DOCUMENT SEGMENT
Posterior predictive check with custom pdf (censored shifted Wald)


#1

Dear Stan community,

I’m new and currently trying to fit a right-censored shifted-Wald distribution to reaction time data using rstan. Using the Wiener distribution makes less sense due to the way the experiment was designed (it’s a go/no go task, so there is only one decision boundary and not two). Mainly, I would like to evaluate the effect of experimental conditions A, B and their interaction on the parameters of this distribution.
I managed to produce the following code with the help of the available literature. It may not be optimal, but the chains converge so far.

It seems like I should use the log pdf of the shifted-Wald, can someone explain whether this is the appropriate choice and why?

I would like to check the quality of the model fit by means of posterior predictive checking, but I’m at a loss as to what I should do within the generated quantities block given my model. Would you mind pointing me to the appropriate documentation if I missed it, or providing me with some help?

Thank you in advance.

DRR

functions {
// shifted Wald pdf (see Miller 2018)
  real shifted_Wald_lpdf(real x, real gamma, real alpha, real theta){
    real tmp1;
    real tmp2;
    tmp1 = alpha / (sqrt(2 * pi() * (pow((x - theta), 3))));
    tmp2 = exp(-1 * (pow((alpha - gamma * (x-theta)),2)/(2*(x-theta))));
    return log(tmp1*tmp2); // unsure about why I should use the log.
  }
  real swald_lccdf(real x, real gamma, real alpha, real theta){
    real tmp1;
    real tmp2;
    real tmp3;
    // compute the log of the complementary CDF of the shifted wald (see Miller 2018)
    tmp1 = Phi((gamma*(x - theta) - alpha)/sqrt(x-theta));
    tmp2 = exp(2*alpha*gamma);
    tmp3 = Phi((gamma*(x - theta) + alpha)/sqrt(x-theta));
    return log(1 - tmp1-(tmp2*tmp3));
  }
}
data{
  int<lower=0> N_obs;                           // number of observed RTs
  int<lower=1> J;                                    // n of participants
  vector<lower=0>[J] N_cens;                // number of right-censored trials
  vector<lower=0>[N_obs] rt_obs;          // RT data
  vector<lower=0>[J] U;                          // censoring point (eventually this will be fixed for all participants when the actual censoring point is retrieved)
  int<lower=1, upper=2> soa[N_obs];     // experimental manipulation A (2 levels)
  int<lower=0,upper=1> cg[N_obs];        // experimental manipulation B (2 levels)

WRITTEN EXERCISE A
Convert the stretch of the records from the line containing "account-input[interactable] [56,526,226,527]" through the line containing "credit-input[interactable] [288,450,344,463]" into a Markdown table with the columns Nr and Line, one row per line, skipping blank lines.

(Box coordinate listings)
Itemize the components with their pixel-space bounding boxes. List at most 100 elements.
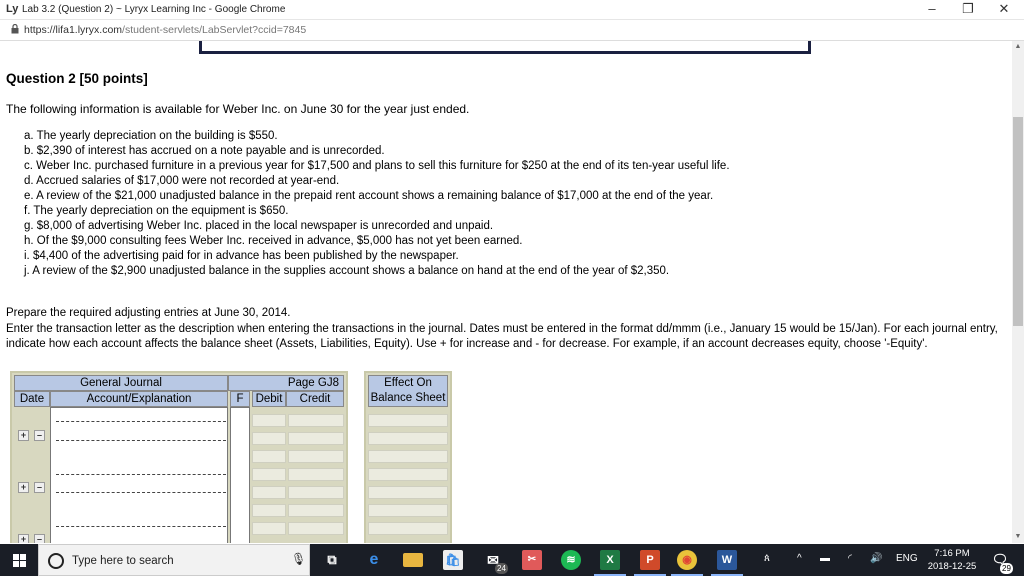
account-input[interactable] [56,526,226,527]
debit-input[interactable] [252,432,286,445]
col-f-header: F [230,391,250,407]
url-path: /student-servlets/LabServlet?ccid=7845 [122,24,307,36]
chrome-icon[interactable]: ◉ [677,550,697,570]
powerpoint-icon[interactable]: P [640,550,660,570]
debit-input[interactable] [252,414,286,427]
credit-input[interactable] [288,450,344,463]
clock-date: 2018-12-25 [927,561,977,572]
prepare-text: Prepare the required adjusting entries a… [6,307,291,319]
list-item: h. Of the $9,000 consulting fees Weber I… [24,235,523,247]
add-row-button[interactable]: + [18,534,29,543]
volume-icon[interactable]: 🔊 [870,553,882,564]
credit-input[interactable] [288,414,344,427]
debit-input[interactable] [252,468,286,481]
adjustment-list: a. The yearly depreciation on the buildi… [24,129,730,279]
effect-header: Effect On Balance Sheet [368,375,448,407]
debit-input[interactable] [252,522,286,535]
page-scrollbar[interactable]: ▲ ▼ [1012,41,1024,543]
general-journal: General Journal Page GJ8 Date Account/Ex… [10,371,348,543]
search-placeholder: Type here to search [72,555,174,567]
mail-badge: 24 [495,563,508,574]
list-item: a. The yearly depreciation on the buildi… [24,130,278,142]
excel-icon[interactable]: X [600,550,620,570]
scroll-down-icon[interactable]: ▼ [1012,531,1024,543]
clock-time: 7:16 PM [934,548,970,559]
list-item: b. $2,390 of interest has accrued on a n… [24,145,385,157]
effect-select[interactable] [368,504,448,517]
remove-row-button[interactable]: – [34,430,45,441]
list-item: f. The yearly depreciation on the equipm… [24,205,289,217]
col-date-header: Date [14,391,50,407]
list-item: c. Weber Inc. purchased furniture in a p… [24,160,730,172]
debit-input[interactable] [252,486,286,499]
scroll-up-icon[interactable]: ▲ [1012,41,1024,53]
start-button[interactable] [0,544,38,576]
lock-icon [11,23,19,36]
account-input[interactable] [56,421,226,422]
store-icon[interactable]: 🛍 [443,550,463,570]
remove-row-button[interactable]: – [34,482,45,493]
list-item: g. $8,000 of advertising Weber Inc. plac… [24,220,494,232]
debit-input[interactable] [252,450,286,463]
wifi-icon[interactable]: ◜ [848,553,852,564]
account-input[interactable] [56,474,226,475]
page-content: Question 2 [50 points] The following inf… [0,41,1012,543]
tray-expand-icon[interactable]: ^ [797,553,802,564]
effect-select[interactable] [368,450,448,463]
question-title: Question 2 [50 points] [6,71,148,86]
col-account-header: Account/Explanation [50,391,228,407]
question-intro: The following information is available f… [6,102,470,116]
notification-badge: 29 [1000,563,1013,574]
window-title: Lab 3.2 (Question 2) ~ Lyryx Learning In… [22,4,286,15]
snip-icon[interactable]: ✂ [522,550,542,570]
explanation-input[interactable] [56,440,226,441]
add-row-button[interactable]: + [18,482,29,493]
effect-select[interactable] [368,486,448,499]
language-indicator[interactable]: ENG [896,553,918,564]
battery-icon[interactable]: ▬ [820,553,830,564]
remove-row-button[interactable]: – [34,534,45,543]
journal-title: General Journal [14,375,228,391]
credit-input[interactable] [288,522,344,535]
task-view-icon[interactable]: ⧉ [322,550,342,570]
credit-input[interactable] [288,468,344,481]
microphone-icon[interactable]: 🎙 [291,552,306,566]
list-item: e. A review of the $21,000 unadjusted ba… [24,190,714,202]
edge-icon[interactable]: e [364,550,384,570]
top-frame-border [199,41,811,54]
effect-select[interactable] [368,522,448,535]
credit-input[interactable] [288,486,344,499]
credit-input[interactable] [288,504,344,517]
url-host: https://lifa1.lyryx.com [24,24,123,36]
explanation-input[interactable] [56,492,226,493]
credit-input[interactable] [288,432,344,445]
word-icon[interactable]: W [717,550,737,570]
file-explorer-icon[interactable]: . [403,553,423,569]
f-column [230,407,250,543]
taskbar-clock[interactable]: 7:16 PM 2018-12-25 [922,547,982,573]
close-button[interactable]: ✕ [986,0,1022,19]
instructions-text: Enter the transaction letter as the desc… [6,323,998,350]
lyryx-logo-icon: Ly [6,3,19,15]
address-bar[interactable]: https://lifa1.lyryx.com/student-servlets… [0,20,1024,41]
scroll-thumb[interactable] [1013,117,1023,326]
add-row-button[interactable]: + [18,430,29,441]
effect-select[interactable] [368,414,448,427]
list-item: i. $4,400 of the advertising paid for in… [24,250,459,262]
spotify-icon[interactable]: ≋ [561,550,581,570]
list-item: d. Accrued salaries of $17,000 were not … [24,175,340,187]
effect-select[interactable] [368,432,448,445]
minimize-button[interactable]: – [914,0,950,19]
effect-select[interactable] [368,468,448,481]
balance-sheet-effect: Effect On Balance Sheet [364,371,452,543]
account-column [50,407,228,543]
taskbar-search[interactable]: Type here to search 🎙 [38,544,310,576]
restore-button[interactable]: ❐ [950,0,986,19]
url-text[interactable]: https://lifa1.lyryx.com/student-servlets… [24,24,306,36]
col-debit-header: Debit [252,391,286,407]
journal-page: Page GJ8 [228,375,344,391]
debit-input[interactable] [252,504,286,517]
list-item: j. A review of the $2,900 unadjusted bal… [24,265,670,277]
people-icon[interactable]: ጰ [764,553,770,564]
effect-header-line2: Balance Sheet [370,392,446,404]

WRITTEN EXERCISE B
Rewrite the stretch of the Stan forum post from "I’m new and" through "choice and why?", changing "shifted-Wald" to "inverse Gaussian".

PROBLEM SOLUTION A
| Nr | Line |
|---|---|
| 1 | account-input[interactable] [56,526,226,527] |
| 2 | debit-input[interactable] [252,432,286,445] |
| 3 | col-f-header: F [230,391,250,407] |
| 4 | url-path: /student-servlets/LabServlet?ccid=7845 [122,24,307,36] |
| 5 | chrome-icon[interactable]: ◉ [677,550,697,570] |
| 6 | powerpoint-icon[interactable]: P [640,550,660,570] |
| 7 | debit-input[interactable] [252,414,286,427] |
| 8 | credit-input[interactable] [288,450,344,463] |

PROBLEM SOLUTION B
I’m new and currently trying to fit a right-censored inverse Gaussian distribution to reaction time data using rstan. Using the Wiener distribution makes less sense due to the way the experiment was designed (it’s a go/no go task, so there is only one decision boundary and not two). Mainly, I would like to evaluate the effect of experimental conditions A, B and their interaction on the parameters of this distribution.
I managed to produce the following code with the help of the available literature. It may not be optimal, but the chains converge so far.

It seems like I should use the log pdf of the inverse Gaussian, can someone explain whether this is the appropriate choice and why?